» **SET EXERCISE**: Restate the data below word for word. Skip any images it contains.

» **DATASET**:
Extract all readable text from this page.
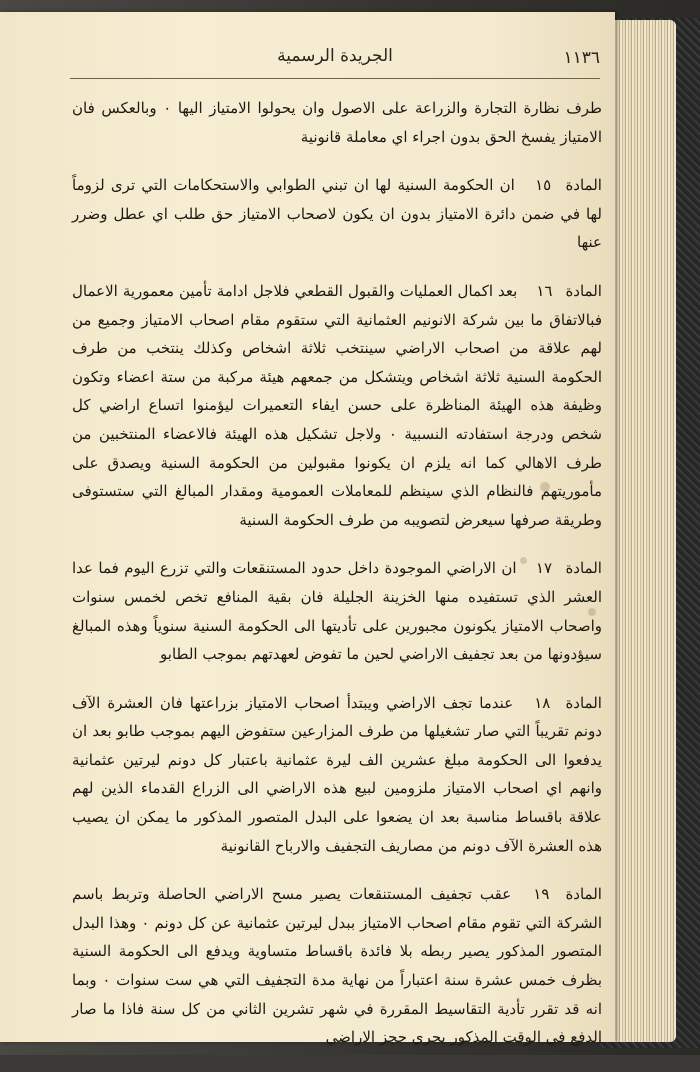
١١٣٦
الجريدة الرسمية

طرف نظارة التجارة والزراعة على الاصول وان يحولوا الامتياز اليها ٠ وبالعكس فان الامتياز يفسخ الحق بدون اجراء اي معاملة قانونية

المادة ١٥ ان الحكومة السنية لها ان تبني الطوابي والاستحكامات التي ترى لزوماً لها في ضمن دائرة الامتياز بدون ان يكون لاصحاب الامتياز حق طلب اي عطل وضرر عنها

المادة ١٦ بعد اكمال العمليات والقبول القطعي فلاجل ادامة تأمين معمورية الاعمال فبالاتفاق ما بين شركة الانونيم العثمانية التي ستقوم مقام اصحاب الامتياز وجميع من لهم علاقة من اصحاب الاراضي سينتخب ثلاثة اشخاص وكذلك ينتخب من طرف الحكومة السنية ثلاثة اشخاص ويتشكل من جمعهم هيئة مركبة من ستة اعضاء وتكون وظيفة هذه الهيئة المناظرة على حسن ايفاء التعميرات ليؤمنوا اتساع اراضي كل شخص ودرجة استفادته النسبية ٠ ولاجل تشكيل هذه الهيئة فالاعضاء المنتخبين من طرف الاهالي كما انه يلزم ان يكونوا مقبولين من الحكومة السنية ويصدق على مأموريتهم فالنظام الذي سينظم للمعاملات العمومية ومقدار المبالغ التي ستستوفى وطريقة صرفها سيعرض لتصويبه من طرف الحكومة السنية

المادة ١٧ ان الاراضي الموجودة داخل حدود المستنقعات والتي تزرع اليوم فما عدا العشر الذي تستفيده منها الخزينة الجليلة فان بقية المنافع تخص لخمس سنوات واصحاب الامتياز يكونون مجبورين على تأديتها الى الحكومة السنية سنوياً وهذه المبالغ سيؤدونها من بعد تجفيف الاراضي لحين ما تفوض لعهدتهم بموجب الطابو

المادة ١٨ عندما تجف الاراضي ويبتدأ اصحاب الامتياز بزراعتها فان العشرة الآف دونم تقريباً التي صار تشغيلها من طرف المزارعين ستفوض اليهم بموجب طابو بعد ان يدفعوا الى الحكومة مبلغ عشرين الف ليرة عثمانية باعتبار كل دونم ليرتين عثمانية وانهم اي اصحاب الامتياز ملزومين لبيع هذه الاراضي الى الزراع القدماء الذين لهم علاقة باقساط مناسبة بعد ان يضعوا على البدل المتصور المذكور ما يمكن ان يصيب هذه العشرة الآف دونم من مصاريف التجفيف والارباح القانونية

المادة ١٩ عقب تجفيف المستنقعات يصير مسح الاراضي الحاصلة وتربط باسم الشركة التي تقوم مقام اصحاب الامتياز ببدل ليرتين عثمانية عن كل دونم ٠ وهذا البدل المتصور المذكور يصير ربطه بلا فائدة باقساط متساوية ويدفع الى الحكومة السنية بظرف خمس عشرة سنة اعتباراً من نهاية مدة التجفيف التي هي ست سنوات ٠ وبما انه قد تقرر تأدية التقاسيط المقررة في شهر تشرين الثاني من كل سنة فاذا ما صار الدفع في الوقت المذكور يجري حجز الاراضي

» **RESULT OF THE EXERCISE**:
Extract all readable text from this page.
١١٣٦
الجريدة الرسمية

طرف نظارة التجارة والزراعة على الاصول وان يحولوا الامتياز اليها ٠ وبالعكس فان الامتياز يفسخ الحق بدون اجراء اي معاملة قانونية

المادة ١٥ ان الحكومة السنية لها ان تبني الطوابي والاستحكامات التي ترى لزوماً لها في ضمن دائرة الامتياز بدون ان يكون لاصحاب الامتياز حق طلب اي عطل وضرر عنها

المادة ١٦ بعد اكمال العمليات والقبول القطعي فلاجل ادامة تأمين معمورية الاعمال فبالاتفاق ما بين شركة الانونيم العثمانية التي ستقوم مقام اصحاب الامتياز وجميع من لهم علاقة من اصحاب الاراضي سينتخب ثلاثة اشخاص وكذلك ينتخب من طرف الحكومة السنية ثلاثة اشخاص ويتشكل من جمعهم هيئة مركبة من ستة اعضاء وتكون وظيفة هذه الهيئة المناظرة على حسن ايفاء التعميرات ليؤمنوا اتساع اراضي كل شخص ودرجة استفادته النسبية ٠ ولاجل تشكيل هذه الهيئة فالاعضاء المنتخبين من طرف الاهالي كما انه يلزم ان يكونوا مقبولين من الحكومة السنية ويصدق على مأموريتهم فالنظام الذي سينظم للمعاملات العمومية ومقدار المبالغ التي ستستوفى وطريقة صرفها سيعرض لتصويبه من طرف الحكومة السنية

المادة ١٧ ان الاراضي الموجودة داخل حدود المستنقعات والتي تزرع اليوم فما عدا العشر الذي تستفيده منها الخزينة الجليلة فان بقية المنافع تخص لخمس سنوات واصحاب الامتياز يكونون مجبورين على تأديتها الى الحكومة السنية سنوياً وهذه المبالغ سيؤدونها من بعد تجفيف الاراضي لحين ما تفوض لعهدتهم بموجب الطابو

المادة ١٨ عندما تجف الاراضي ويبتدأ اصحاب الامتياز بزراعتها فان العشرة الآف دونم تقريباً التي صار تشغيلها من طرف المزارعين ستفوض اليهم بموجب طابو بعد ان يدفعوا الى الحكومة مبلغ عشرين الف ليرة عثمانية باعتبار كل دونم ليرتين عثمانية وانهم اي اصحاب الامتياز ملزومين لبيع هذه الاراضي الى الزراع القدماء الذين لهم علاقة باقساط مناسبة بعد ان يضعوا على البدل المتصور المذكور ما يمكن ان يصيب هذه العشرة الآف دونم من مصاريف التجفيف والارباح القانونية

المادة ١٩ عقب تجفيف المستنقعات يصير مسح الاراضي الحاصلة وتربط باسم الشركة التي تقوم مقام اصحاب الامتياز ببدل ليرتين عثمانية عن كل دونم ٠ وهذا البدل المتصور المذكور يصير ربطه بلا فائدة باقساط متساوية ويدفع الى الحكومة السنية بظرف خمس عشرة سنة اعتباراً من نهاية مدة التجفيف التي هي ست سنوات ٠ وبما انه قد تقرر تأدية التقاسيط المقررة في شهر تشرين الثاني من كل سنة فاذا ما صار الدفع في الوقت المذكور يجري حجز الاراضي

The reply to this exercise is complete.